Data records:
——————————
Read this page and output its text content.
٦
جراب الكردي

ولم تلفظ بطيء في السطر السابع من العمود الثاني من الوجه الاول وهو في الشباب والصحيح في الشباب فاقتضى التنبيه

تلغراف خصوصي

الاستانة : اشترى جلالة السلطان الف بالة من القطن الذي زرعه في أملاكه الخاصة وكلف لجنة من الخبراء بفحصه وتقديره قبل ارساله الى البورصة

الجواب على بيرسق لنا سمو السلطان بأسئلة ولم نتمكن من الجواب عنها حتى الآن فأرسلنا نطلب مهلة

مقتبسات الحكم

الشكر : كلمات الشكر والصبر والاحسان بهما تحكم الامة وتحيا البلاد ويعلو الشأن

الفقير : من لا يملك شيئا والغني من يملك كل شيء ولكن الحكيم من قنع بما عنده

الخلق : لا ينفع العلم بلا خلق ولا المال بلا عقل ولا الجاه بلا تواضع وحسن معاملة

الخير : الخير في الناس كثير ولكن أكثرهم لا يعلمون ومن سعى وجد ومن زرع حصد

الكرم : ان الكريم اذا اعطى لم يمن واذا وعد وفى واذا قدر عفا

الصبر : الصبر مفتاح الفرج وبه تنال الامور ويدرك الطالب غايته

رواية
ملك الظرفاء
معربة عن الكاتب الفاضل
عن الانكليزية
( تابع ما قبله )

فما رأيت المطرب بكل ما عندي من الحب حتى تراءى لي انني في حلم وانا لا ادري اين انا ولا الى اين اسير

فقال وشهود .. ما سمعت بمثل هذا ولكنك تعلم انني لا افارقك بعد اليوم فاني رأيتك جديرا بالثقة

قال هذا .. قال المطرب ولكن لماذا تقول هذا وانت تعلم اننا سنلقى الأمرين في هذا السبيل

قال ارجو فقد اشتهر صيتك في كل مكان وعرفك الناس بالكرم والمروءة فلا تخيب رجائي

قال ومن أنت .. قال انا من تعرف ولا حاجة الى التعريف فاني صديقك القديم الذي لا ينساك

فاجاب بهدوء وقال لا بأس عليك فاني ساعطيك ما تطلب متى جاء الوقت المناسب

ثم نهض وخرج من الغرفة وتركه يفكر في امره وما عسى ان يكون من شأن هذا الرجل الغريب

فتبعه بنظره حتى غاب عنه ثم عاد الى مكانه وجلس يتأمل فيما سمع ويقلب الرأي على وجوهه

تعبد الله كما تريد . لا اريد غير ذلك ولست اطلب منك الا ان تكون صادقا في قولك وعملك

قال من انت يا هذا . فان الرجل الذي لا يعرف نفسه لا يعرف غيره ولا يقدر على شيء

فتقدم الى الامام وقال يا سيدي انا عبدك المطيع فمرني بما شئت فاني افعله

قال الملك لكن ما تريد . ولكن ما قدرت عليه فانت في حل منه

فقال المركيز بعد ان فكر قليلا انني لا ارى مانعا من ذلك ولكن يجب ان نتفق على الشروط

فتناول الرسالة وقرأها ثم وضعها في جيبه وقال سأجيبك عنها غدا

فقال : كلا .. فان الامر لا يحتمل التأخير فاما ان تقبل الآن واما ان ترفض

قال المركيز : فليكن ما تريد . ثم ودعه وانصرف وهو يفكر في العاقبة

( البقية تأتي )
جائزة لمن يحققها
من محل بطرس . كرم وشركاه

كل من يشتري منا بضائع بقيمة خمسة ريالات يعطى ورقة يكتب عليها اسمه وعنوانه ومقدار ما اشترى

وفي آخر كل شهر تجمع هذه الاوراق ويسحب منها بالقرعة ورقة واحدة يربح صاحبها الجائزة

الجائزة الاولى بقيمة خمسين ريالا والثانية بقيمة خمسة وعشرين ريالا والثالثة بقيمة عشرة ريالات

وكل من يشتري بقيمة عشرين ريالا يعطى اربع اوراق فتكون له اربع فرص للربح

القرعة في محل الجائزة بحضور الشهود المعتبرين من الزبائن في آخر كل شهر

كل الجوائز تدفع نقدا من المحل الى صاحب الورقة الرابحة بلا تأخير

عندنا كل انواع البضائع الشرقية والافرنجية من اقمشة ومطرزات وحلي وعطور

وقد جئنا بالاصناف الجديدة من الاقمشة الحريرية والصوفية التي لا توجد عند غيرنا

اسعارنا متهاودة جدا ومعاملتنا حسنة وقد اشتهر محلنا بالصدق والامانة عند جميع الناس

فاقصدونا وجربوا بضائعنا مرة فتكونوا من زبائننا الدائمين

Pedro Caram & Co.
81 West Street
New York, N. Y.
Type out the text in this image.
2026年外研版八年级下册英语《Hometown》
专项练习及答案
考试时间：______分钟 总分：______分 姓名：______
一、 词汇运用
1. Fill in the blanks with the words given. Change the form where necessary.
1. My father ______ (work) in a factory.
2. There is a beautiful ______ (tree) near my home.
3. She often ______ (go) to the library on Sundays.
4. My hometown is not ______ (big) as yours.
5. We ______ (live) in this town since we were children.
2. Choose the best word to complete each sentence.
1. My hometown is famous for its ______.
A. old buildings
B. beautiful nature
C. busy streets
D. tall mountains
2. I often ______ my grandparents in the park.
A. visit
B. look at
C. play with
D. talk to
——————————
**YOUR INSTRUCTIONS**. Your task is to print the whole listing again exactly.

**THE ANSWER**.
Read this page and output its text content.
٦
جراب الكردي

ولم تلفظ بطيء في السطر السابع من العمود الثاني من الوجه الاول وهو في الشباب والصحيح في الشباب فاقتضى التنبيه

تلغراف خصوصي

الاستانة : اشترى جلالة السلطان الف بالة من القطن الذي زرعه في أملاكه الخاصة وكلف لجنة من الخبراء بفحصه وتقديره قبل ارساله الى البورصة

الجواب على بيرسق لنا سمو السلطان بأسئلة ولم نتمكن من الجواب عنها حتى الآن فأرسلنا نطلب مهلة

مقتبسات الحكم

الشكر : كلمات الشكر والصبر والاحسان بهما تحكم الامة وتحيا البلاد ويعلو الشأن

الفقير : من لا يملك شيئا والغني من يملك كل شيء ولكن الحكيم من قنع بما عنده

الخلق : لا ينفع العلم بلا خلق ولا المال بلا عقل ولا الجاه بلا تواضع وحسن معاملة

الخير : الخير في الناس كثير ولكن أكثرهم لا يعلمون ومن سعى وجد ومن زرع حصد

الكرم : ان الكريم اذا اعطى لم يمن واذا وعد وفى واذا قدر عفا

الصبر : الصبر مفتاح الفرج وبه تنال الامور ويدرك الطالب غايته

رواية
ملك الظرفاء
معربة عن الكاتب الفاضل
عن الانكليزية
( تابع ما قبله )

فما رأيت المطرب بكل ما عندي من الحب حتى تراءى لي انني في حلم وانا لا ادري اين انا ولا الى اين اسير

فقال وشهود .. ما سمعت بمثل هذا ولكنك تعلم انني لا افارقك بعد اليوم فاني رأيتك جديرا بالثقة

قال هذا .. قال المطرب ولكن لماذا تقول هذا وانت تعلم اننا سنلقى الأمرين في هذا السبيل

قال ارجو فقد اشتهر صيتك في كل مكان وعرفك الناس بالكرم والمروءة فلا تخيب رجائي

قال ومن أنت .. قال انا من تعرف ولا حاجة الى التعريف فاني صديقك القديم الذي لا ينساك

فاجاب بهدوء وقال لا بأس عليك فاني ساعطيك ما تطلب متى جاء الوقت المناسب

ثم نهض وخرج من الغرفة وتركه يفكر في امره وما عسى ان يكون من شأن هذا الرجل الغريب

فتبعه بنظره حتى غاب عنه ثم عاد الى مكانه وجلس يتأمل فيما سمع ويقلب الرأي على وجوهه

تعبد الله كما تريد . لا اريد غير ذلك ولست اطلب منك الا ان تكون صادقا في قولك وعملك

قال من انت يا هذا . فان الرجل الذي لا يعرف نفسه لا يعرف غيره ولا يقدر على شيء

فتقدم الى الامام وقال يا سيدي انا عبدك المطيع فمرني بما شئت فاني افعله

قال الملك لكن ما تريد . ولكن ما قدرت عليه فانت في حل منه

فقال المركيز بعد ان فكر قليلا انني لا ارى مانعا من ذلك ولكن يجب ان نتفق على الشروط

فتناول الرسالة وقرأها ثم وضعها في جيبه وقال سأجيبك عنها غدا

فقال : كلا .. فان الامر لا يحتمل التأخير فاما ان تقبل الآن واما ان ترفض

قال المركيز : فليكن ما تريد . ثم ودعه وانصرف وهو يفكر في العاقبة

( البقية تأتي )
جائزة لمن يحققها
من محل بطرس . كرم وشركاه

كل من يشتري منا بضائع بقيمة خمسة ريالات يعطى ورقة يكتب عليها اسمه وعنوانه ومقدار ما اشترى

وفي آخر كل شهر تجمع هذه الاوراق ويسحب منها بالقرعة ورقة واحدة يربح صاحبها الجائزة

الجائزة الاولى بقيمة خمسين ريالا والثانية بقيمة خمسة وعشرين ريالا والثالثة بقيمة عشرة ريالات

وكل من يشتري بقيمة عشرين ريالا يعطى اربع اوراق فتكون له اربع فرص للربح

القرعة في محل الجائزة بحضور الشهود المعتبرين من الزبائن في آخر كل شهر

كل الجوائز تدفع نقدا من المحل الى صاحب الورقة الرابحة بلا تأخير

عندنا كل انواع البضائع الشرقية والافرنجية من اقمشة ومطرزات وحلي وعطور

وقد جئنا بالاصناف الجديدة من الاقمشة الحريرية والصوفية التي لا توجد عند غيرنا

اسعارنا متهاودة جدا ومعاملتنا حسنة وقد اشتهر محلنا بالصدق والامانة عند جميع الناس

فاقصدونا وجربوا بضائعنا مرة فتكونوا من زبائننا الدائمين

Pedro Caram & Co.
81 West Street
New York, N. Y.
Type out the text in this image.
2026年外研版八年级下册英语《Hometown》
专项练习及答案
考试时间：______分钟 总分：______分 姓名：______
一、 词汇运用
1. Fill in the blanks with the words given. Change the form where necessary.
1. My father ______ (work) in a factory.
2. There is a beautiful ______ (tree) near my home.
3. She often ______ (go) to the library on Sundays.
4. My hometown is not ______ (big) as yours.
5. We ______ (live) in this town since we were children.
2. Choose the best word to complete each sentence.
1. My hometown is famous for its ______.
A. old buildings
B. beautiful nature
C. busy streets
D. tall mountains
2. I often ______ my grandparents in the park.
A. visit
B. look at
C. play with
D. talk to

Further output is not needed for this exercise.